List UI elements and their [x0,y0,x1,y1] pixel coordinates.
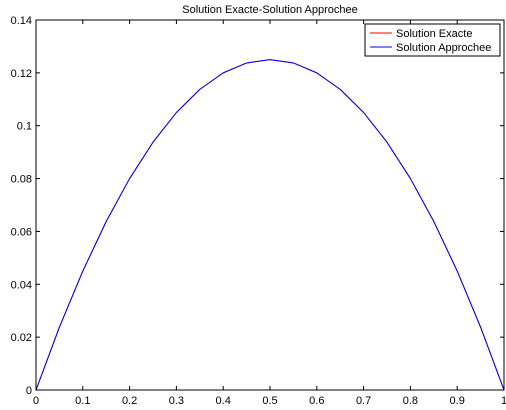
axes-layer: 0 0.1 0.2 0.3 0.4 0.5 0.6 0.7 0.8 0.9 1 0 0.02 0.04 0.… [11,15,506,407]
y-tick-label: 0.06 [11,226,32,238]
x-tick-label: 0.1 [75,395,90,407]
y-tick-label: 0.14 [11,15,32,27]
x-tick-label: 0.6 [309,395,324,407]
x-tick-label: 0.3 [169,395,184,407]
legend-box [364,23,501,57]
y-tick-label: 0.04 [11,279,32,291]
chart-title: Solution Exacte-Solution Approchee [182,4,358,16]
x-tick-label: 0.8 [403,395,418,407]
legend: Solution Exacte Solution Approchee [364,23,501,57]
y-tick-label: 0.08 [11,174,32,186]
y-tick-label: 0.02 [11,332,32,344]
legend-label-exacte: Solution Exacte [396,28,472,40]
x-tick-label: 0 [33,395,39,407]
x-tick-label: 1 [501,395,506,407]
plot-area [35,19,505,391]
x-tick-label: 0.5 [262,395,277,407]
x-tick-label: 0.2 [122,395,137,407]
x-tick-label: 0.7 [356,395,371,407]
y-tick-label: 0.1 [17,121,32,133]
y-tick-label: 0 [26,385,32,397]
series-line-solution-approchee [35,59,505,391]
y-tick-label: 0.12 [11,68,32,80]
series-layer [35,59,505,391]
x-tick-label: 0.9 [450,395,465,407]
x-tick-label: 0.4 [216,395,231,407]
legend-label-approchee: Solution Approchee [396,42,491,54]
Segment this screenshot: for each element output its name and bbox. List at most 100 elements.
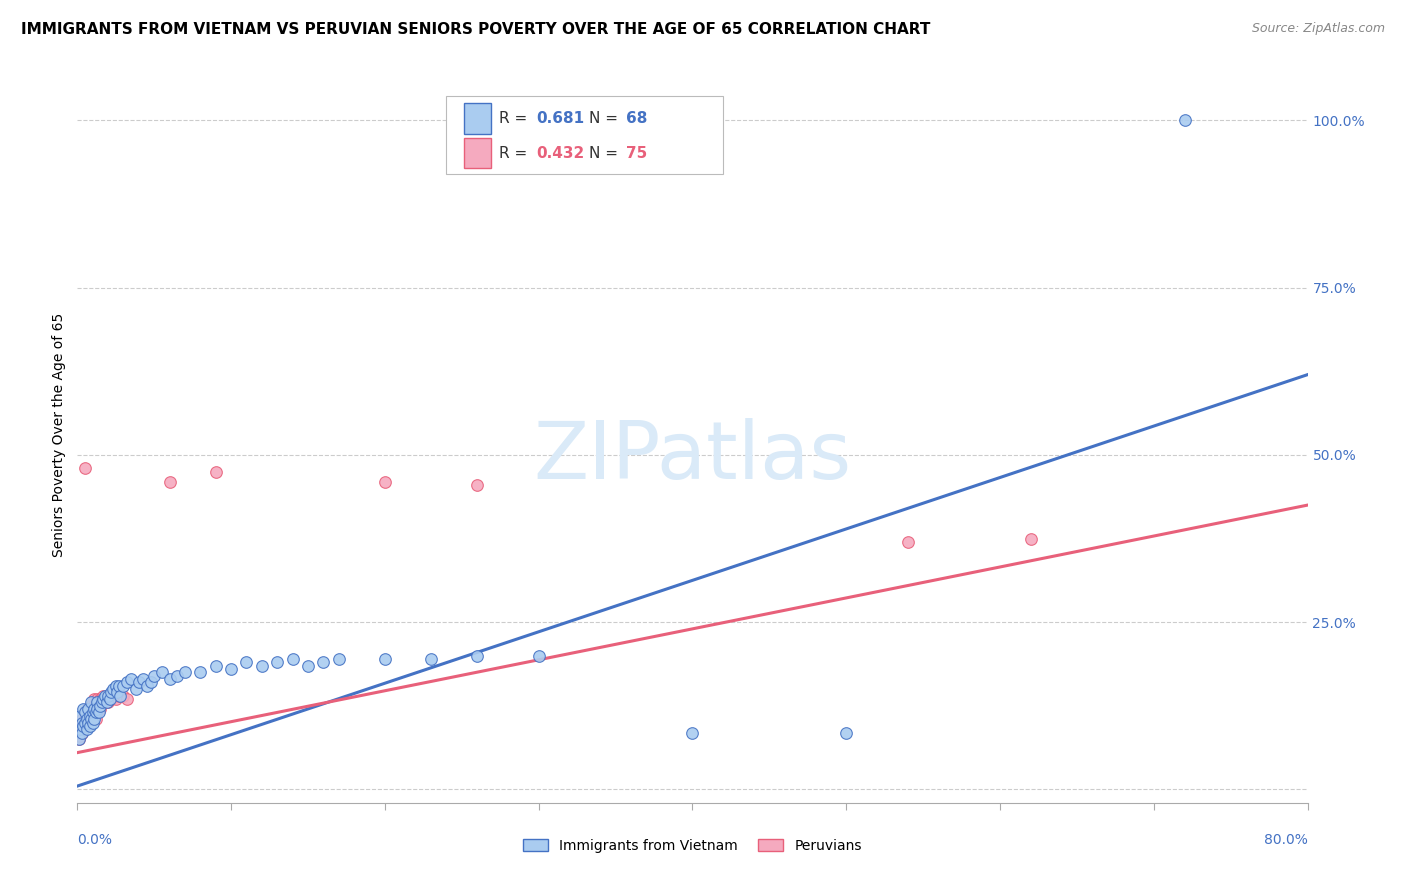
Point [897, 534, 920, 549]
Point [219, 662, 242, 676]
Point [77, 715, 100, 730]
Point [79, 702, 101, 716]
Point [67, 732, 90, 747]
Point [465, 648, 488, 663]
Point [76, 708, 98, 723]
Point [115, 675, 138, 690]
Point [128, 675, 150, 690]
Text: 0.681: 0.681 [536, 111, 585, 126]
Point [83, 692, 105, 706]
Point [89, 698, 111, 713]
Point [97, 696, 120, 710]
Point [98, 689, 121, 703]
Point [110, 689, 132, 703]
Point [374, 652, 396, 666]
Point [86, 702, 108, 716]
Point [266, 655, 288, 669]
Point [76, 712, 98, 726]
Point [1019, 532, 1042, 546]
Point [465, 478, 488, 492]
Text: 75: 75 [626, 145, 647, 161]
Point [86, 696, 108, 710]
Point [93, 692, 115, 706]
Point [86, 706, 108, 720]
Point [83, 712, 105, 726]
FancyBboxPatch shape [464, 103, 491, 134]
Text: 68: 68 [626, 111, 647, 126]
Legend: Immigrants from Vietnam, Peruvians: Immigrants from Vietnam, Peruvians [517, 833, 868, 858]
Point [100, 692, 122, 706]
Point [84, 696, 107, 710]
Point [112, 689, 135, 703]
Text: N =: N = [589, 111, 623, 126]
Point [79, 708, 101, 723]
Point [70, 725, 93, 739]
Point [374, 475, 396, 489]
Point [281, 652, 304, 666]
Point [115, 692, 138, 706]
Point [73, 712, 96, 726]
Point [84, 706, 107, 720]
Point [101, 689, 124, 703]
Point [90, 696, 114, 710]
Point [80, 698, 103, 713]
Point [132, 672, 155, 686]
Point [77, 712, 100, 726]
Point [79, 719, 101, 733]
Point [527, 648, 550, 663]
Point [94, 692, 117, 706]
Point [89, 692, 111, 706]
Point [82, 715, 104, 730]
Point [72, 719, 94, 733]
FancyBboxPatch shape [447, 96, 723, 174]
Point [69, 715, 91, 730]
Point [90, 692, 114, 706]
Point [70, 712, 93, 726]
Point [101, 681, 124, 696]
Point [100, 685, 122, 699]
Point [82, 696, 104, 710]
Point [250, 658, 273, 673]
Text: 0.0%: 0.0% [77, 833, 112, 847]
Point [108, 679, 131, 693]
Point [420, 652, 443, 666]
Point [67, 725, 90, 739]
Point [84, 712, 107, 726]
Point [125, 681, 148, 696]
Point [159, 475, 181, 489]
Point [87, 706, 110, 720]
Point [96, 696, 118, 710]
Point [166, 669, 188, 683]
Point [73, 719, 96, 733]
Point [159, 672, 181, 686]
Point [94, 689, 117, 703]
Point [77, 706, 100, 720]
Point [80, 712, 103, 726]
Point [93, 689, 115, 703]
Point [141, 675, 163, 690]
Point [73, 706, 96, 720]
Point [112, 679, 135, 693]
Point [312, 655, 335, 669]
Point [188, 665, 212, 680]
Point [79, 708, 101, 723]
Point [82, 706, 104, 720]
Point [204, 658, 226, 673]
Point [76, 715, 98, 730]
Point [69, 723, 91, 737]
Point [69, 723, 91, 737]
Point [835, 725, 858, 739]
Point [97, 689, 120, 703]
Point [143, 669, 166, 683]
Point [73, 706, 96, 720]
Point [120, 672, 142, 686]
Point [150, 665, 173, 680]
Point [96, 689, 118, 703]
Point [104, 679, 127, 693]
Point [108, 689, 131, 703]
Text: R =: R = [499, 111, 533, 126]
Point [77, 702, 100, 716]
Point [69, 708, 91, 723]
Point [70, 719, 93, 733]
Point [67, 732, 90, 747]
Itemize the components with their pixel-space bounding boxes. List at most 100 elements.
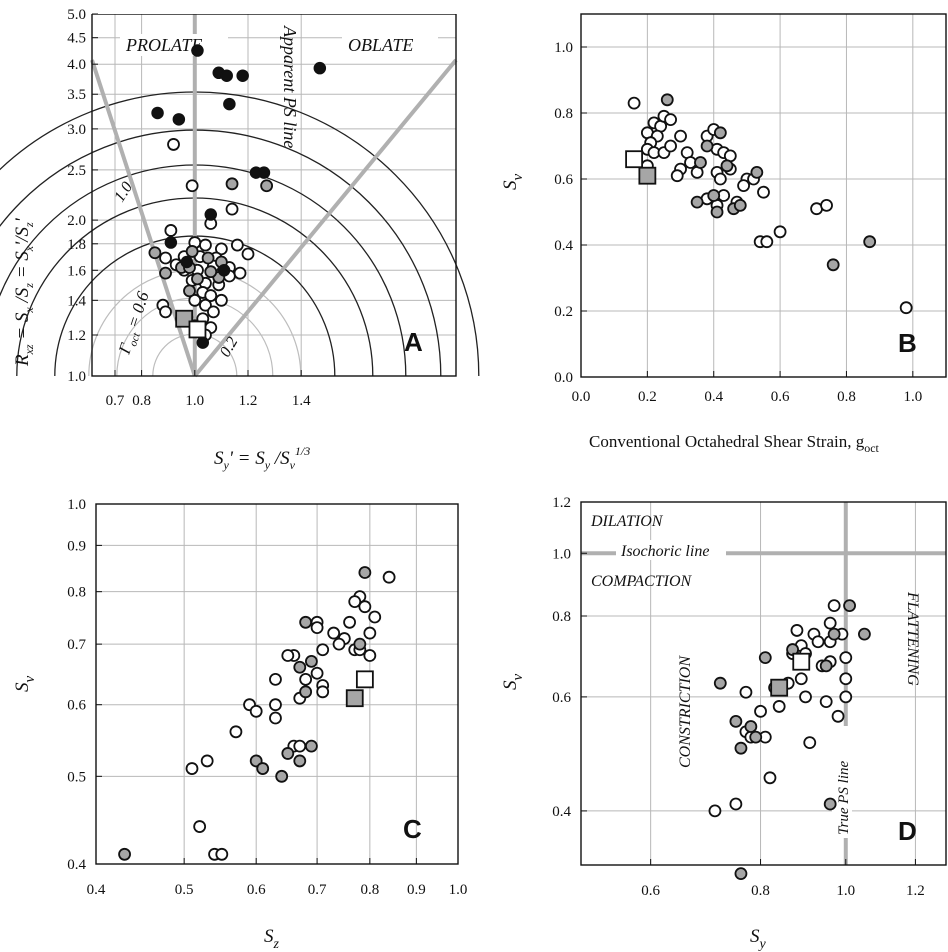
open-point-19 (233, 266, 247, 280)
gray-point-2 (690, 195, 704, 209)
open-point-11 (664, 139, 677, 153)
open-point-27 (249, 704, 263, 718)
black-point-13 (217, 264, 231, 277)
gray-point-8 (281, 747, 295, 760)
open-point-6 (199, 238, 212, 252)
y-tick-label-5: 1.0 (554, 40, 573, 56)
panel-a-label: A (404, 327, 423, 357)
y-tick-label-8: 3.5 (67, 87, 86, 103)
x-tick-label-2: 0.6 (247, 882, 266, 898)
y-tick-label-6: 2.5 (67, 163, 86, 179)
black-point-12 (180, 255, 194, 269)
gray-point-10 (749, 730, 763, 744)
gray-point-8 (729, 714, 743, 728)
gray-point-9 (744, 720, 758, 733)
gray-point-3 (700, 139, 714, 153)
black-point-3 (236, 69, 249, 82)
y-tick-label-9: 4.0 (67, 57, 86, 73)
open-point-28 (729, 797, 743, 811)
open-point-7 (327, 626, 341, 640)
panel-d-ticks: 0.4 0.6 0.8 1.0 1.2 0.6 0.8 1.0 1.2 (552, 495, 925, 899)
black-point-2 (220, 69, 233, 82)
y-tick-label-3: 1.0 (552, 546, 571, 562)
x-tick-label-3: 1.2 (239, 393, 258, 409)
open-point-10 (310, 621, 324, 635)
gray-point-13 (204, 265, 218, 279)
open-point-31 (159, 305, 172, 319)
x-tick-label-1: 0.5 (175, 882, 194, 898)
open-point-4 (368, 610, 382, 624)
panel-c-ticks: 0.4 0.5 0.6 0.7 0.8 0.9 1.0 0.4 0.5 0.6 0.7 0.8 0.9 1… (67, 497, 467, 898)
open-point-0 (167, 138, 180, 151)
gray-point-1 (299, 615, 313, 629)
compaction-label: COMPACTION (591, 573, 692, 590)
black-point-10 (204, 208, 218, 221)
prolate-label: PROLATE (125, 35, 202, 55)
y-tick-label-5: 0.9 (67, 538, 86, 554)
open-point-14 (332, 637, 346, 651)
y-tick-label-1: 0.2 (554, 304, 573, 320)
square-point-0 (175, 309, 194, 328)
gray-point-9 (293, 754, 307, 768)
open-point-29 (185, 762, 199, 775)
isochoric-label-bg (616, 540, 726, 560)
panel-c: 0.4 0.5 0.6 0.7 0.8 0.9 1.0 0.4 0.5 0.6 0.7 0.8 0.9 1… (12, 497, 467, 952)
black-point-7 (172, 113, 186, 126)
gray-point-3 (185, 245, 199, 258)
panel-b-label: B (898, 328, 917, 358)
open-point-4 (164, 224, 178, 237)
black-point-0 (191, 44, 204, 57)
open-point-20 (281, 649, 295, 662)
panel-d: 0.4 0.6 0.8 1.0 1.2 0.6 0.8 1.0 1.2 DILATION Iso… (500, 495, 947, 952)
square-point-1 (792, 652, 811, 671)
open-point-13 (794, 672, 808, 686)
gray-point-9 (710, 205, 724, 219)
y-tick-label-4: 0.8 (554, 106, 573, 122)
oblate-label: OBLATE (348, 35, 413, 55)
panel-d-points (708, 599, 871, 881)
open-point-1 (185, 179, 199, 193)
gray-point-7 (256, 762, 270, 775)
open-point-2 (790, 624, 804, 637)
x-tick-label-2: 1.0 (836, 883, 855, 899)
gray-point-9 (159, 266, 172, 280)
open-point-37 (820, 198, 833, 212)
open-point-2 (225, 202, 239, 216)
gray-point-11 (826, 258, 840, 272)
open-point-17 (839, 690, 853, 704)
x-tick-label-3: 0.7 (308, 882, 327, 898)
open-point-30 (200, 754, 214, 768)
panel-b-x-axis-label: Conventional Octahedral Shear Strain, go… (589, 432, 880, 455)
gray-point-5 (720, 159, 734, 173)
open-point-25 (299, 672, 313, 686)
open-point-21 (803, 736, 817, 749)
gray-point-8 (191, 272, 204, 286)
open-point-26 (754, 704, 767, 718)
open-point-9 (241, 247, 255, 261)
panel-a-x-axis-label: Sy' = Sy /Sv1/3 (214, 444, 310, 472)
open-point-27 (763, 771, 777, 785)
apparent-ps-line-label: Apparent PS line (280, 25, 300, 148)
y-tick-label-0: 0.4 (67, 857, 86, 873)
y-tick-label-2: 0.4 (554, 238, 573, 254)
open-point-29 (207, 305, 220, 319)
gray-point-5 (201, 251, 215, 265)
oblate-boundary-line (193, 58, 458, 378)
open-point-27 (188, 293, 202, 307)
open-point-0 (627, 96, 641, 110)
y-tick-label-1: 1.2 (67, 328, 86, 344)
panel-a-ticks: 1.0 1.2 1.4 1.6 1.8 2.0 2.5 3.0 3.5 4.0 4.5 5.0 0.7 0… (0, 0, 470, 409)
flattening-label: FLATTENING (904, 591, 921, 686)
open-point-20 (831, 709, 845, 723)
open-point-18 (316, 685, 330, 699)
panel-c-x-axis-label: Sz (264, 926, 280, 952)
open-point-6 (363, 626, 377, 640)
y-tick-label-0: 0.0 (554, 370, 573, 386)
x-tick-label-4: 0.8 (837, 389, 856, 405)
open-point-15 (670, 169, 684, 183)
gray-point-12 (863, 235, 877, 249)
open-point-16 (310, 666, 324, 680)
square-point-0 (770, 678, 789, 697)
y-tick-label-3: 1.6 (67, 263, 86, 279)
y-tick-label-2: 0.6 (67, 698, 86, 714)
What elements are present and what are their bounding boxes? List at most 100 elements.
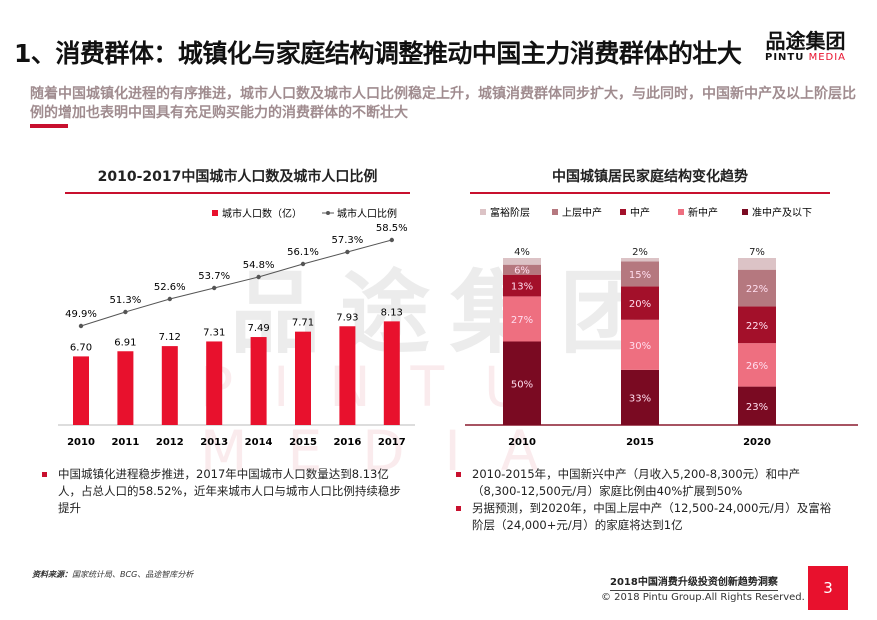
stack-segment [621, 369, 659, 425]
line-label: 51.3% [110, 295, 142, 306]
x-tick-label: 2011 [111, 437, 139, 448]
line-point [256, 274, 261, 280]
line-label: 53.7% [198, 271, 230, 282]
right-notes: 2010-2015年，中国新兴中产（月收入5,200-8,300元）和中产（8,… [454, 466, 834, 534]
page-title: 1、消费群体：城镇化与家庭结构调整推动中国主力消费群体的壮大 [14, 39, 742, 68]
legend-label: 新中产 [688, 206, 718, 219]
legend-label: 准中产及以下 [752, 206, 812, 219]
logo-en1: PINTU [765, 52, 805, 63]
bar-label: 7.49 [247, 323, 269, 334]
logo-en2: MEDIA [808, 52, 846, 63]
line-label: 52.6% [154, 282, 186, 293]
line-label: 54.8% [243, 260, 275, 271]
logo: 品途集团 PINTU MEDIA [765, 30, 846, 63]
bar-label: 6.70 [70, 342, 92, 353]
line-label: 57.3% [332, 235, 364, 246]
legend-label: 富裕阶层 [490, 206, 530, 219]
ratio-line [80, 239, 392, 327]
stack-segment [621, 258, 659, 262]
x-tick-label: 2016 [333, 437, 361, 448]
left-notes: 中国城镇化进程稳步推进，2017年中国城市人口数量达到8.13亿人，占总人口的5… [40, 466, 410, 517]
report-title: 2018中国消费升级投资创新趋势洞察 [610, 573, 778, 591]
x-tick-label: 2020 [743, 437, 771, 448]
right-chart-title: 中国城镇居民家庭结构变化趋势 [470, 166, 830, 194]
segment-label: 20% [629, 299, 651, 310]
legend-swatch [742, 209, 748, 215]
stack-segment [621, 319, 659, 370]
line-point [389, 237, 394, 243]
stack-segment [738, 306, 776, 344]
line-point [167, 296, 172, 302]
accent-bar [30, 124, 68, 128]
bar [206, 341, 223, 425]
stack-segment [738, 386, 776, 425]
x-tick-label: 2014 [245, 437, 273, 448]
legend-swatch [678, 209, 684, 215]
legend-swatch-bar [212, 210, 218, 216]
bar [383, 321, 400, 425]
page-number: 3 [808, 566, 848, 610]
bar-label: 7.31 [203, 327, 225, 338]
note-item: 中国城镇化进程稳步推进，2017年中国城市人口数量达到8.13亿人，占总人口的5… [40, 466, 410, 517]
bar [250, 337, 267, 425]
bar-label: 7.71 [292, 318, 314, 329]
segment-label: 26% [746, 361, 768, 372]
note-item: 另据预测，到2020年，中国上层中产（12,500-24,000元/月）及富裕阶… [454, 500, 834, 534]
line-label: 58.5% [376, 223, 408, 234]
stack-segment [503, 274, 541, 297]
stack-segment [738, 269, 776, 307]
segment-label: 30% [629, 341, 651, 352]
bar-label: 7.12 [159, 332, 181, 343]
bar [161, 346, 178, 425]
stack-segment [503, 296, 541, 342]
line-point [212, 285, 217, 291]
segment-label: 23% [746, 402, 768, 413]
segment-label: 7% [749, 247, 765, 258]
subtitle: 随着中国城镇化进程的有序推进，城市人口数及城市人口比例稳定上升，城镇消费群体同步… [30, 86, 856, 121]
copyright: © 2018 Pintu Group.All Rights Reserved. [601, 592, 805, 603]
x-tick-label: 2010 [508, 437, 536, 448]
line-label: 56.1% [287, 247, 319, 258]
bar-label: 8.13 [381, 307, 403, 318]
legend-label: 上层中产 [562, 206, 602, 219]
segment-label: 22% [746, 321, 768, 332]
x-tick-label: 2015 [626, 437, 654, 448]
stack-segment [503, 258, 541, 265]
stack-segment [503, 341, 541, 425]
source-text: 国家统计局、BCG、品途智库分析 [72, 570, 194, 579]
x-tick-label: 2015 [289, 437, 317, 448]
bar [117, 351, 134, 425]
x-tick-label: 2013 [200, 437, 228, 448]
line-point [300, 261, 306, 267]
bar-label: 7.93 [336, 312, 358, 323]
bar [339, 326, 356, 425]
segment-label: 2% [632, 247, 648, 258]
segment-label: 15% [629, 270, 651, 281]
stack-segment [503, 264, 541, 275]
segment-label: 50% [511, 379, 533, 390]
legend-label-line: 城市人口比例 [337, 207, 397, 220]
legend-swatch [480, 209, 486, 215]
legend-marker-line [326, 211, 330, 215]
x-tick-label: 2017 [378, 437, 406, 448]
legend-label: 中产 [630, 206, 650, 219]
line-point [123, 309, 128, 315]
line-point [78, 323, 84, 329]
population-chart: 城市人口数（亿） 城市人口比例 6.70 2010 6.91 2011 7.12 2012 7.… [58, 207, 415, 448]
segment-label: 6% [514, 266, 530, 277]
bar-label: 6.91 [114, 337, 136, 348]
stack-segment [621, 286, 659, 320]
source: 资料来源：国家统计局、BCG、品途智库分析 [32, 569, 193, 580]
stack-segment [621, 261, 659, 287]
x-tick-label: 2012 [156, 437, 184, 448]
legend-swatch [620, 209, 626, 215]
bar [73, 356, 89, 425]
line-label: 49.9% [65, 309, 97, 320]
bar [295, 331, 311, 425]
legend-label-bar: 城市人口数（亿） [222, 207, 302, 220]
segment-label: 4% [514, 247, 530, 258]
line-point [345, 249, 350, 255]
source-label: 资料来源： [32, 570, 72, 579]
segment-label: 33% [629, 393, 651, 404]
household-chart: 富裕阶层 上层中产 中产 新中产 准中产及以下 50% 27% 13% 6% 4% 2010 33% 3… [465, 206, 858, 448]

○ ○ ○ ○ ○ ○ ○

THE EXERCISE >> Convert the records into a Markdown table with the columns Row and Text, beginning at the first line and stopping after the line that has "Segment this screenshot: for". Give one numbered row per line, and leave out blank lines and the pictures.

TASK SOLUTION >>
| Row | Text |
|---|---|
| 1 | List UI elements and their [x0,y0,x1,y1] pixel coordinates. |
| 2 | axes-layer: 0 0.1 0.2 0.3 0.4 0.5 0.6 0.7 0.8 0.9 1 0 0.02 0.04 0.… [11,15,506,407] |
| 3 | y-tick-label: 0.06 [11,226,32,238] |
| 4 | x-tick-label: 0.1 [75,395,90,407] |
| 5 | y-tick-label: 0.14 [11,15,32,27] |
| 6 | x-tick-label: 0.6 [309,395,324,407] |
| 7 | x-tick-label: 0.3 [169,395,184,407] |
| 8 | legend-box [364,23,501,57] |
| 9 | y-tick-label: 0.04 [11,279,32,291] |
| 10 | chart-title: Solution Exacte-Solution Approchee [182,4,358,16] |
| 11 | x-tick-label: 0.8 [403,395,418,407] |
| 12 | legend: Solution Exacte Solution Approchee [364,23,501,57] |
| 13 | y-tick-label: 0.08 [11,174,32,186] |
| 14 | y-tick-label: 0.02 [11,332,32,344] |
| 15 | legend-label-exacte: Solution Exacte [396,28,472,40] |
| 16 | x-tick-label: 0 [33,395,39,407] |
| 17 | x-tick-label: 1 [501,395,506,407] |
| 18 | plot-area [35,19,505,391] |
| 19 | x-tick-label: 0.5 [262,395,277,407] |
| 20 | x-tick-label: 0.2 [122,395,137,407] |
| 21 | x-tick-label: 0.7 [356,395,371,407] |
| 22 | y-tick-label: 0.1 [17,121,32,133] |
| 23 | y-tick-label: 0 [26,385,32,397] |
| 24 | series-line-solution-approchee [35,59,505,391] |
| 25 | y-tick-label: 0.12 [11,68,32,80] |
| 26 | series-layer [35,59,505,391] |
| 27 | x-tick-label: 0.9 [450,395,465,407] |
| 28 | x-tick-label: 0.4 [216,395,231,407] |
| 29 | legend-label-approchee: Solution Approchee [396,42,491,54] |
| 30 | Segment this screenshot: for each element output its name and bbox. List at most 100 elements. |